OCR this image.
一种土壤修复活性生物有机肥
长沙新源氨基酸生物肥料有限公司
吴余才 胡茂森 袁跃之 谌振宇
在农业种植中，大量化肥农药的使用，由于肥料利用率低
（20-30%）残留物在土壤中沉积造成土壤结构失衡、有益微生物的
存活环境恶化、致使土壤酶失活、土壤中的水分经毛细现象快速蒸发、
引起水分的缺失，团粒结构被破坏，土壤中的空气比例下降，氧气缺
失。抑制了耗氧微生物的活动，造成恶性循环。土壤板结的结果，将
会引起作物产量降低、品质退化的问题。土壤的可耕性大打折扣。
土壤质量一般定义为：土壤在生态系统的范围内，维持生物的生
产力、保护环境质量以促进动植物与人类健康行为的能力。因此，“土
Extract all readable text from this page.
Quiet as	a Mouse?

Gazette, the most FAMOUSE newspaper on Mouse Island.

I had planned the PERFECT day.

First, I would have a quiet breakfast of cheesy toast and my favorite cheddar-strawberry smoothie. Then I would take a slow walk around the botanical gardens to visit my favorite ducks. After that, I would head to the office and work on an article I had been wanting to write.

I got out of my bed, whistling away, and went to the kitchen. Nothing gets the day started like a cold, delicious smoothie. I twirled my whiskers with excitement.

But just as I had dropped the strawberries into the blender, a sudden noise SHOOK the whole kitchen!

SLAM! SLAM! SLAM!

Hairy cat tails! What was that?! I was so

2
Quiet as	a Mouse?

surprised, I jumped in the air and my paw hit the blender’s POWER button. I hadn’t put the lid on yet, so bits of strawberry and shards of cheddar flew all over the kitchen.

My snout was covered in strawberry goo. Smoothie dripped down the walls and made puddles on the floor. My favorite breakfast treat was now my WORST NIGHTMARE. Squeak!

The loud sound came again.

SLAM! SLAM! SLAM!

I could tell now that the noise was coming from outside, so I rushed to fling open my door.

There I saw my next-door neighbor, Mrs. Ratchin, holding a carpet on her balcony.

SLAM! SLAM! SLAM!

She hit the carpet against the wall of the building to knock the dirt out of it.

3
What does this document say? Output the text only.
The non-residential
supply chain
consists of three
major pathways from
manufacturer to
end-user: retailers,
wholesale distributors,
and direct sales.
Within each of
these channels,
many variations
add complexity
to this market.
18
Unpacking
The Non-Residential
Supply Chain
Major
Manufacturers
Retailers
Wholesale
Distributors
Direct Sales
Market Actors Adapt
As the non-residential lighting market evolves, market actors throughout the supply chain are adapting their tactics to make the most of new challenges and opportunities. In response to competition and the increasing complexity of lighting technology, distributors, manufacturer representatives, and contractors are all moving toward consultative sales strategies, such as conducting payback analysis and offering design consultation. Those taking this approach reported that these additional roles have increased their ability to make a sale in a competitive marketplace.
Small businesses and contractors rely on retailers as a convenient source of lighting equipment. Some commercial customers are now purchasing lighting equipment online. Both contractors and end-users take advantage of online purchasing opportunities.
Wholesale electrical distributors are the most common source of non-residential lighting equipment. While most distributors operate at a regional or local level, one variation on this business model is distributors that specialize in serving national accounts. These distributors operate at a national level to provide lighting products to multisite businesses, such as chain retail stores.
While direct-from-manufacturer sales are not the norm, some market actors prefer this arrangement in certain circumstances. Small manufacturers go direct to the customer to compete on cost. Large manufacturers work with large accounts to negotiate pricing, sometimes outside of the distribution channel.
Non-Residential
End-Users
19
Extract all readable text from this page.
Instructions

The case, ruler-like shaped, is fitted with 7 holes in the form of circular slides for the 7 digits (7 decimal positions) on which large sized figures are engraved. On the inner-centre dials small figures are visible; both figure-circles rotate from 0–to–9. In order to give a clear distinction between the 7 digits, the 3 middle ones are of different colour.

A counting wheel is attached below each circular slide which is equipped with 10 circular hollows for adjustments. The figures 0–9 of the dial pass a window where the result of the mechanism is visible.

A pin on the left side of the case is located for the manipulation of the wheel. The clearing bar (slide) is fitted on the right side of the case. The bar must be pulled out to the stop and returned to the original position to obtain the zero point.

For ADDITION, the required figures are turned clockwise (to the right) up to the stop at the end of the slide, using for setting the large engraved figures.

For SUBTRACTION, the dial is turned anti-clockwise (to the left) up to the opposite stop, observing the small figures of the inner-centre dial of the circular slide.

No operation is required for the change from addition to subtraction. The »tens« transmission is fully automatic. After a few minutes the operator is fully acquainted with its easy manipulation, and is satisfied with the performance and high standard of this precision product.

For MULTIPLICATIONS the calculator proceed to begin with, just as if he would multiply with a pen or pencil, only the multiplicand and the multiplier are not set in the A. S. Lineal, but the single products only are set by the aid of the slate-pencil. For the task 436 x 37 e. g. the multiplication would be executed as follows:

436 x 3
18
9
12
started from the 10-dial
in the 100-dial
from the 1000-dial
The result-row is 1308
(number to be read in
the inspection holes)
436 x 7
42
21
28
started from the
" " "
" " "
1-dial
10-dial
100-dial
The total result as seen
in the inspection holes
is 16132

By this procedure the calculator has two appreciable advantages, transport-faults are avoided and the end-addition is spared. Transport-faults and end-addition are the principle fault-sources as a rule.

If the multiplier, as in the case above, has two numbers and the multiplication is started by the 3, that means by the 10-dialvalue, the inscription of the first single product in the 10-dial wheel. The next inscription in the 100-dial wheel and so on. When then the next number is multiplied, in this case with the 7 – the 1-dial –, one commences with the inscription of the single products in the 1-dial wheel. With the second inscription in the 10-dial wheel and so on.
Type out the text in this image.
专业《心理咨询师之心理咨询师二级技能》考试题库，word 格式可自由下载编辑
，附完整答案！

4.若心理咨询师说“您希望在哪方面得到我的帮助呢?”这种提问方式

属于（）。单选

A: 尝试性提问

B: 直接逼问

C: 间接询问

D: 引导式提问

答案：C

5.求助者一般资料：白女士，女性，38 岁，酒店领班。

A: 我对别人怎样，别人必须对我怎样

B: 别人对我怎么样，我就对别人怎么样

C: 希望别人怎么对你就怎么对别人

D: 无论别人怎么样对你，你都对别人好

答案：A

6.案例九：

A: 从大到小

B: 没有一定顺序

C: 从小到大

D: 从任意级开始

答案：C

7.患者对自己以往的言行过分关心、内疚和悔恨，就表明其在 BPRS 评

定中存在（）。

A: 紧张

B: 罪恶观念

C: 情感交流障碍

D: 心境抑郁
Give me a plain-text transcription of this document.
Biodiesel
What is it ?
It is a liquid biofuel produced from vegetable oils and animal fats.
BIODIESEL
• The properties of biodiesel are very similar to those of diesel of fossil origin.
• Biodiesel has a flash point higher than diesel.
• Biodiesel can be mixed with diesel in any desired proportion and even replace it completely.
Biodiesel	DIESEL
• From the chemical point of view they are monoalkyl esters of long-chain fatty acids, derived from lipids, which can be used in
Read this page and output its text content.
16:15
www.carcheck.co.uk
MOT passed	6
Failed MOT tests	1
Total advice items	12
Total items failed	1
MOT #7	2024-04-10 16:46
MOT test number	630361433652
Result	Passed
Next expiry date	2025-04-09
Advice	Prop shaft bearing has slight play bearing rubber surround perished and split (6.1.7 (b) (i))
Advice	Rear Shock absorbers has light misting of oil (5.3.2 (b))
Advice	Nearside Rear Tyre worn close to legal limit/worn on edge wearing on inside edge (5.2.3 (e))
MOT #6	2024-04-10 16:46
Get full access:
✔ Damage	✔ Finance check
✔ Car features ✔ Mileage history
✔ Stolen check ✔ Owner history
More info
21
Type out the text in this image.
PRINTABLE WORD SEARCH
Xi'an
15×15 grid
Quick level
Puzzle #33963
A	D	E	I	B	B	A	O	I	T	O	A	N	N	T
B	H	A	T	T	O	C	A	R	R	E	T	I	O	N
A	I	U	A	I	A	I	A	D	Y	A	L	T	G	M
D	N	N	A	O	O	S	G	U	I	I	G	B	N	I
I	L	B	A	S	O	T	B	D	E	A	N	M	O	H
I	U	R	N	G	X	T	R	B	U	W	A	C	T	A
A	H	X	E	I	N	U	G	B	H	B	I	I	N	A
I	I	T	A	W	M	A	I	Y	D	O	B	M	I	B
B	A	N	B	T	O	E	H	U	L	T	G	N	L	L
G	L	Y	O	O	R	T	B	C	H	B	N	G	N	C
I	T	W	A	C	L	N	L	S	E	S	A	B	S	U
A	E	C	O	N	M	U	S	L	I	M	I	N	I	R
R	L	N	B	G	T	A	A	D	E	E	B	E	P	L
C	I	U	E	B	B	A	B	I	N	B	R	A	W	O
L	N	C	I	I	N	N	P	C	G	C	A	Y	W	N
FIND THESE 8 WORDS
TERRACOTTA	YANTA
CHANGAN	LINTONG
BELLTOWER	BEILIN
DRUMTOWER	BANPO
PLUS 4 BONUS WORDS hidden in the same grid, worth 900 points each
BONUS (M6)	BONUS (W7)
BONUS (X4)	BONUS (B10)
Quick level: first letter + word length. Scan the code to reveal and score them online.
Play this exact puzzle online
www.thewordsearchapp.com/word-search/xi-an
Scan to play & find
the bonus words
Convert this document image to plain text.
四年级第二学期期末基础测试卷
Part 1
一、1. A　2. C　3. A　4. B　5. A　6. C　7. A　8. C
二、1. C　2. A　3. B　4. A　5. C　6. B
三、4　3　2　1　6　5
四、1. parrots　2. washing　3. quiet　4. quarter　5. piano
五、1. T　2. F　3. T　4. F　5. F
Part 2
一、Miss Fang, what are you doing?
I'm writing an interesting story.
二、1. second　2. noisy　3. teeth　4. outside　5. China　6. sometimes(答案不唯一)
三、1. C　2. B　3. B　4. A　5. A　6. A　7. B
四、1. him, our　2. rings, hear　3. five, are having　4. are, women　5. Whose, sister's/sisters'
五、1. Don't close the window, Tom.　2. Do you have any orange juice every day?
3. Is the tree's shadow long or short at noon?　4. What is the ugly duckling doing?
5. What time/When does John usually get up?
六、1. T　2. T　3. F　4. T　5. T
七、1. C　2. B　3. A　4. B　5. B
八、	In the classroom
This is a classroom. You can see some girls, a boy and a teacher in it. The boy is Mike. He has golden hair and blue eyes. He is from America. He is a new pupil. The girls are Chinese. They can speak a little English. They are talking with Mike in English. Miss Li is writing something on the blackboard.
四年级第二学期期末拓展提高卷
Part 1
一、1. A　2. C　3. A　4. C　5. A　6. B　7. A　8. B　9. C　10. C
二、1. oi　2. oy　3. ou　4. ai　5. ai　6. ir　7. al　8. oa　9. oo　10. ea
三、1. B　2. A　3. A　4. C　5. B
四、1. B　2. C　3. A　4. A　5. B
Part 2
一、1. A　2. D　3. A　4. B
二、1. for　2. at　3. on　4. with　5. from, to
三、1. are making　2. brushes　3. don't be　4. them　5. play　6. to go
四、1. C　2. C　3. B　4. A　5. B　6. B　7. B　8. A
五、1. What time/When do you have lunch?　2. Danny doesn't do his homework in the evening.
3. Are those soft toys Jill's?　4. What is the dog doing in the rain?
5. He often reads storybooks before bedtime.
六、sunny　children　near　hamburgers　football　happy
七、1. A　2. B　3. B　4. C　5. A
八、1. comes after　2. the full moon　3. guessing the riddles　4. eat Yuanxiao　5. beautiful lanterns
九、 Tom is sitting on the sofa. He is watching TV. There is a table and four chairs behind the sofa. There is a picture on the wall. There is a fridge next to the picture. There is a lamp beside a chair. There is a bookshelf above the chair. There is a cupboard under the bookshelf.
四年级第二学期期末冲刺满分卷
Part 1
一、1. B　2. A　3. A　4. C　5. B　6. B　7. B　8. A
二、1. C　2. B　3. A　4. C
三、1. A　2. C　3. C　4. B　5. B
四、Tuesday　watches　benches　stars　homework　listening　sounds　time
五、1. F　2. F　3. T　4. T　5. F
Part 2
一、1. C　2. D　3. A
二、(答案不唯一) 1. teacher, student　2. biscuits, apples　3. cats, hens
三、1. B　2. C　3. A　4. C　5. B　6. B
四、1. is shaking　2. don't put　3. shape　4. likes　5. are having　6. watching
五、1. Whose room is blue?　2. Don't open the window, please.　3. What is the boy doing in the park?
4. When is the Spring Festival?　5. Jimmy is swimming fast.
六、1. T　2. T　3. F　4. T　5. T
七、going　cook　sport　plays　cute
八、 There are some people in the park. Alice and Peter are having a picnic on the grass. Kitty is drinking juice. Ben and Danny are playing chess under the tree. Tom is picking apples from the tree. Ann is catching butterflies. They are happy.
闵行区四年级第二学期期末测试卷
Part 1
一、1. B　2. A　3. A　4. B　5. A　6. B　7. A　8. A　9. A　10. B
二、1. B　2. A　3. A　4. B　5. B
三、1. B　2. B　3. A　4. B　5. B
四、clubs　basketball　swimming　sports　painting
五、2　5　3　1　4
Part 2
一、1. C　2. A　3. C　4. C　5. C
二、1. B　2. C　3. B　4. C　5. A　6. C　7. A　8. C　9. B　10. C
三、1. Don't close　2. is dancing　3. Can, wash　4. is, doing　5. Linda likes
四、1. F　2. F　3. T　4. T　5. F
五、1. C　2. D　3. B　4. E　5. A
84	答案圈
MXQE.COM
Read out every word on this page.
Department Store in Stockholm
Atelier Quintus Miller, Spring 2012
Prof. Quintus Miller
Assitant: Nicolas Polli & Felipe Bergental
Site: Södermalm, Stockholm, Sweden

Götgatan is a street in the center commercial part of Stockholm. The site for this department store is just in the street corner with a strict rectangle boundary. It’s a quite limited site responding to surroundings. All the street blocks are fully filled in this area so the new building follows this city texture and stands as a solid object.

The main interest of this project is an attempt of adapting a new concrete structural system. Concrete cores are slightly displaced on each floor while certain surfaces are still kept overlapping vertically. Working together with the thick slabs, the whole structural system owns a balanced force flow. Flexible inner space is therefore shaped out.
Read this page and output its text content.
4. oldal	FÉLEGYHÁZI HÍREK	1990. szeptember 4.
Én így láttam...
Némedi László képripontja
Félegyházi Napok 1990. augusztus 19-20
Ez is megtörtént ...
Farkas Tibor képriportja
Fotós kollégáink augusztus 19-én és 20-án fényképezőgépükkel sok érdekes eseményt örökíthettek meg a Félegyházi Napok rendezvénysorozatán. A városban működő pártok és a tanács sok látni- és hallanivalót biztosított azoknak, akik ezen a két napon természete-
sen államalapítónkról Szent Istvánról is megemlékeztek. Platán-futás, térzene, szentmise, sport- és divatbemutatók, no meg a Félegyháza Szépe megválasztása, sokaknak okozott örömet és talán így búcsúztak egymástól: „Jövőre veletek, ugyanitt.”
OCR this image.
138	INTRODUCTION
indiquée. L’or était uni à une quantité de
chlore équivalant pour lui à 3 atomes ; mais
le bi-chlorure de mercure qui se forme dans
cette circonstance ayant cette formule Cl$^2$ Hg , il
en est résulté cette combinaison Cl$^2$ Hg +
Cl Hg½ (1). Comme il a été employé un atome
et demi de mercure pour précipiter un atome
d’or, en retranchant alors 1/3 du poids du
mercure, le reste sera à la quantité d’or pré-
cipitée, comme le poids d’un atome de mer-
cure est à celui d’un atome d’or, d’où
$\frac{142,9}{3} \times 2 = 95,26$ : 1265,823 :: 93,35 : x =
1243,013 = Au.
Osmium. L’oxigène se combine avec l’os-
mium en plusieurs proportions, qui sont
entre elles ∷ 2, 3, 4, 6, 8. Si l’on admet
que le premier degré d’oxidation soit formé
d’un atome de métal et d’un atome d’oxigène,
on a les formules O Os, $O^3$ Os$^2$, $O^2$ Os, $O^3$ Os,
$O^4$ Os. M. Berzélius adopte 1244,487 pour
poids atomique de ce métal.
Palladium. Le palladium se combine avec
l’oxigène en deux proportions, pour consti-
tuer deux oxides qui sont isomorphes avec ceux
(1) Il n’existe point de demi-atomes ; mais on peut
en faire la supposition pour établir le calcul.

◇ ◇ ◇ ◇ ◇

How many of the lines above include the string "writing"? Answer with the number only.

2